▶ **Data listing**
■ ■ ■ ■ ■ ■ ■

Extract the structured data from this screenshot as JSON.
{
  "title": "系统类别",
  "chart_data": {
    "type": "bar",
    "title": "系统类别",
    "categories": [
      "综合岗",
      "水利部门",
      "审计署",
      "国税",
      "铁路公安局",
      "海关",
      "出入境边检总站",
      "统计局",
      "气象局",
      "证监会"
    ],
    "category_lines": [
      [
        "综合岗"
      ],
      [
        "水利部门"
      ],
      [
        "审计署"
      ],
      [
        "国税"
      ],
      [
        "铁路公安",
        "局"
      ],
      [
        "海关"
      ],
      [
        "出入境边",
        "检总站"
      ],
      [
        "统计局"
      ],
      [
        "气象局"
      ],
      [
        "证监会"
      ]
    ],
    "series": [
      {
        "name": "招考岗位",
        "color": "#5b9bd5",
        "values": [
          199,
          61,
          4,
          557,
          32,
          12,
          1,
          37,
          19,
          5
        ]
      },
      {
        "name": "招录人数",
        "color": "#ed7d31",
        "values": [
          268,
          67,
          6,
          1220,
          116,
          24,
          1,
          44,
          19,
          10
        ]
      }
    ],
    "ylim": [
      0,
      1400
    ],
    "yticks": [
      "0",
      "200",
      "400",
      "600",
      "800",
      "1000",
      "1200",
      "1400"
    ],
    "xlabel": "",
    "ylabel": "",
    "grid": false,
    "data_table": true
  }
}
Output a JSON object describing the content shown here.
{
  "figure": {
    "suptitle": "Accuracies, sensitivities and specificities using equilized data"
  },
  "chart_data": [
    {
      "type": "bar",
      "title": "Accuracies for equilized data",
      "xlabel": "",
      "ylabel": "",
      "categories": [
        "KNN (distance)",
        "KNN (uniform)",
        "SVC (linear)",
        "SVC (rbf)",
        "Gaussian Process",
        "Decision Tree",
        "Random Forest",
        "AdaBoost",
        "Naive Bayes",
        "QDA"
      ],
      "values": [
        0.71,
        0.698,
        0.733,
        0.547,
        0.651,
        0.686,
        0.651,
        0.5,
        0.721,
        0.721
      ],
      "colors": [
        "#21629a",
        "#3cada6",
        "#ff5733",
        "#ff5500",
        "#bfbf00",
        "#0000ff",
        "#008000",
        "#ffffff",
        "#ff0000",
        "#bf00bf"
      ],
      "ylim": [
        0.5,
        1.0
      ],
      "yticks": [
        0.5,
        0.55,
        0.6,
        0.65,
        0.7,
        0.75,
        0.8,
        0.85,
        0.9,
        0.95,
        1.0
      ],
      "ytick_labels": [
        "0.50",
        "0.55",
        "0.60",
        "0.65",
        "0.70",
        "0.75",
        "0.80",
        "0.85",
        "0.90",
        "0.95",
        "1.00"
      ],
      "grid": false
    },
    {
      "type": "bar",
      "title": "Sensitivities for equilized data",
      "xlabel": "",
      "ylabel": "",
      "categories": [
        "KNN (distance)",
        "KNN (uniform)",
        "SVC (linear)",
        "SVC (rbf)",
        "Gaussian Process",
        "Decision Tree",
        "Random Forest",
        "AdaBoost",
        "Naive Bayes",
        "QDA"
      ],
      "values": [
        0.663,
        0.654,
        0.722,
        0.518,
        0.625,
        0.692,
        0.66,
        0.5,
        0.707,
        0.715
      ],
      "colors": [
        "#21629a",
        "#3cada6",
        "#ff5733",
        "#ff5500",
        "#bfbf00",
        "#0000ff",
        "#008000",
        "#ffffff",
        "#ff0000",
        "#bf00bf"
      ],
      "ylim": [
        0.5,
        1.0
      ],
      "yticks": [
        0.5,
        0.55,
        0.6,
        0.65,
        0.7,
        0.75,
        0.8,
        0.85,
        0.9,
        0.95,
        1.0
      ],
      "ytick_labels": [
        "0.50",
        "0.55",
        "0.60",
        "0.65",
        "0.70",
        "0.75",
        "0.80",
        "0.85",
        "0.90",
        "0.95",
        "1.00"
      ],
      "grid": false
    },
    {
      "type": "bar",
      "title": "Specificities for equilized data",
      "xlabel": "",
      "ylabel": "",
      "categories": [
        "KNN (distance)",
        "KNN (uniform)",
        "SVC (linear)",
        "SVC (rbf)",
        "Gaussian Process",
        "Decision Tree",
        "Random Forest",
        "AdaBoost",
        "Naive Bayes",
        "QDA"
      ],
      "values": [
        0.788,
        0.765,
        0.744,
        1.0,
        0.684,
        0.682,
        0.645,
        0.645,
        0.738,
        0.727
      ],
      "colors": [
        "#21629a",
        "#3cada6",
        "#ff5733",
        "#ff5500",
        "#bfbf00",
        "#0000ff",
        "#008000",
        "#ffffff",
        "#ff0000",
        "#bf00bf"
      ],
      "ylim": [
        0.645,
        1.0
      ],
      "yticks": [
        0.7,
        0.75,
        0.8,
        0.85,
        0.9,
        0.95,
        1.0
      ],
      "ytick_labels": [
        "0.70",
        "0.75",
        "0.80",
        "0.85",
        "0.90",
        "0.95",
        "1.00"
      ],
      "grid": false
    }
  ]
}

■ ■ ■ ■ ■ ■ ■

▶ **Problem statement**
From the records above, extract everything verbatim.

▶ **Written response**
Extract the structured data from this screenshot as JSON.
{
  "title": "系统类别",
  "chart_data": {
    "type": "bar",
    "title": "系统类别",
    "categories": [
      "综合岗",
      "水利部门",
      "审计署",
      "国税",
      "铁路公安局",
      "海关",
      "出入境边检总站",
      "统计局",
      "气象局",
      "证监会"
    ],
    "category_lines": [
      [
        "综合岗"
      ],
      [
        "水利部门"
      ],
      [
        "审计署"
      ],
      [
        "国税"
      ],
      [
        "铁路公安",
        "局"
      ],
      [
        "海关"
      ],
      [
        "出入境边",
        "检总站"
      ],
      [
        "统计局"
      ],
      [
        "气象局"
      ],
      [
        "证监会"
      ]
    ],
    "series": [
      {
        "name": "招考岗位",
        "color": "#5b9bd5",
        "values": [
          199,
          61,
          4,
          557,
          32,
          12,
          1,
          37,
          19,
          5
        ]
      },
      {
        "name": "招录人数",
        "color": "#ed7d31",
        "values": [
          268,
          67,
          6,
          1220,
          116,
          24,
          1,
          44,
          19,
          10
        ]
      }
    ],
    "ylim": [
      0,
      1400
    ],
    "yticks": [
      "0",
      "200",
      "400",
      "600",
      "800",
      "1000",
      "1200",
      "1400"
    ],
    "xlabel": "",
    "ylabel": "",
    "grid": false,
    "data_table": true
  }
}
Output a JSON object describing the content shown here.
{
  "figure": {
    "suptitle": "Accuracies, sensitivities and specificities using equilized data"
  },
  "chart_data": [
    {
      "type": "bar",
      "title": "Accuracies for equilized data",
      "xlabel": "",
      "ylabel": "",
      "categories": [
        "KNN (distance)",
        "KNN (uniform)",
        "SVC (linear)",
        "SVC (rbf)",
        "Gaussian Process",
        "Decision Tree",
        "Random Forest",
        "AdaBoost",
        "Naive Bayes",
        "QDA"
      ],
      "values": [
        0.71,
        0.698,
        0.733,
        0.547,
        0.651,
        0.686,
        0.651,
        0.5,
        0.721,
        0.721
      ],
      "colors": [
        "#21629a",
        "#3cada6",
        "#ff5733",
        "#ff5500",
        "#bfbf00",
        "#0000ff",
        "#008000",
        "#ffffff",
        "#ff0000",
        "#bf00bf"
      ],
      "ylim": [
        0.5,
        1.0
      ],
      "yticks": [
        0.5,
        0.55,
        0.6,
        0.65,
        0.7,
        0.75,
        0.8,
        0.85,
        0.9,
        0.95,
        1.0
      ],
      "ytick_labels": [
        "0.50",
        "0.55",
        "0.60",
        "0.65",
        "0.70",
        "0.75",
        "0.80",
        "0.85",
        "0.90",
        "0.95",
        "1.00"
      ],
      "grid": false
    },
    {
      "type": "bar",
      "title": "Sensitivities for equilized data",
      "xlabel": "",
      "ylabel": "",
      "categories": [
        "KNN (distance)",
        "KNN (uniform)",
        "SVC (linear)",
        "SVC (rbf)",
        "Gaussian Process",
        "Decision Tree",
        "Random Forest",
        "AdaBoost",
        "Naive Bayes",
        "QDA"
      ],
      "values": [
        0.663,
        0.654,
        0.722,
        0.518,
        0.625,
        0.692,
        0.66,
        0.5,
        0.707,
        0.715
      ],
      "colors": [
        "#21629a",
        "#3cada6",
        "#ff5733",
        "#ff5500",
        "#bfbf00",
        "#0000ff",
        "#008000",
        "#ffffff",
        "#ff0000",
        "#bf00bf"
      ],
      "ylim": [
        0.5,
        1.0
      ],
      "yticks": [
        0.5,
        0.55,
        0.6,
        0.65,
        0.7,
        0.75,
        0.8,
        0.85,
        0.9,
        0.95,
        1.0
      ],
      "ytick_labels": [
        "0.50",
        "0.55",
        "0.60",
        "0.65",
        "0.70",
        "0.75",
        "0.80",
        "0.85",
        "0.90",
        "0.95",
        "1.00"
      ],
      "grid": false
    },
    {
      "type": "bar",
      "title": "Specificities for equilized data",
      "xlabel": "",
      "ylabel": "",
      "categories": [
        "KNN (distance)",
        "KNN (uniform)",
        "SVC (linear)",
        "SVC (rbf)",
        "Gaussian Process",
        "Decision Tree",
        "Random Forest",
        "AdaBoost",
        "Naive Bayes",
        "QDA"
      ],
      "values": [
        0.788,
        0.765,
        0.744,
        1.0,
        0.684,
        0.682,
        0.645,
        0.645,
        0.738,
        0.727
      ],
      "colors": [
        "#21629a",
        "#3cada6",
        "#ff5733",
        "#ff5500",
        "#bfbf00",
        "#0000ff",
        "#008000",
        "#ffffff",
        "#ff0000",
        "#bf00bf"
      ],
      "ylim": [
        0.645,
        1.0
      ],
      "yticks": [
        0.7,
        0.75,
        0.8,
        0.85,
        0.9,
        0.95,
        1.0
      ],
      "ytick_labels": [
        "0.70",
        "0.75",
        "0.80",
        "0.85",
        "0.90",
        "0.95",
        "1.00"
      ],
      "grid": false
    }
  ]
}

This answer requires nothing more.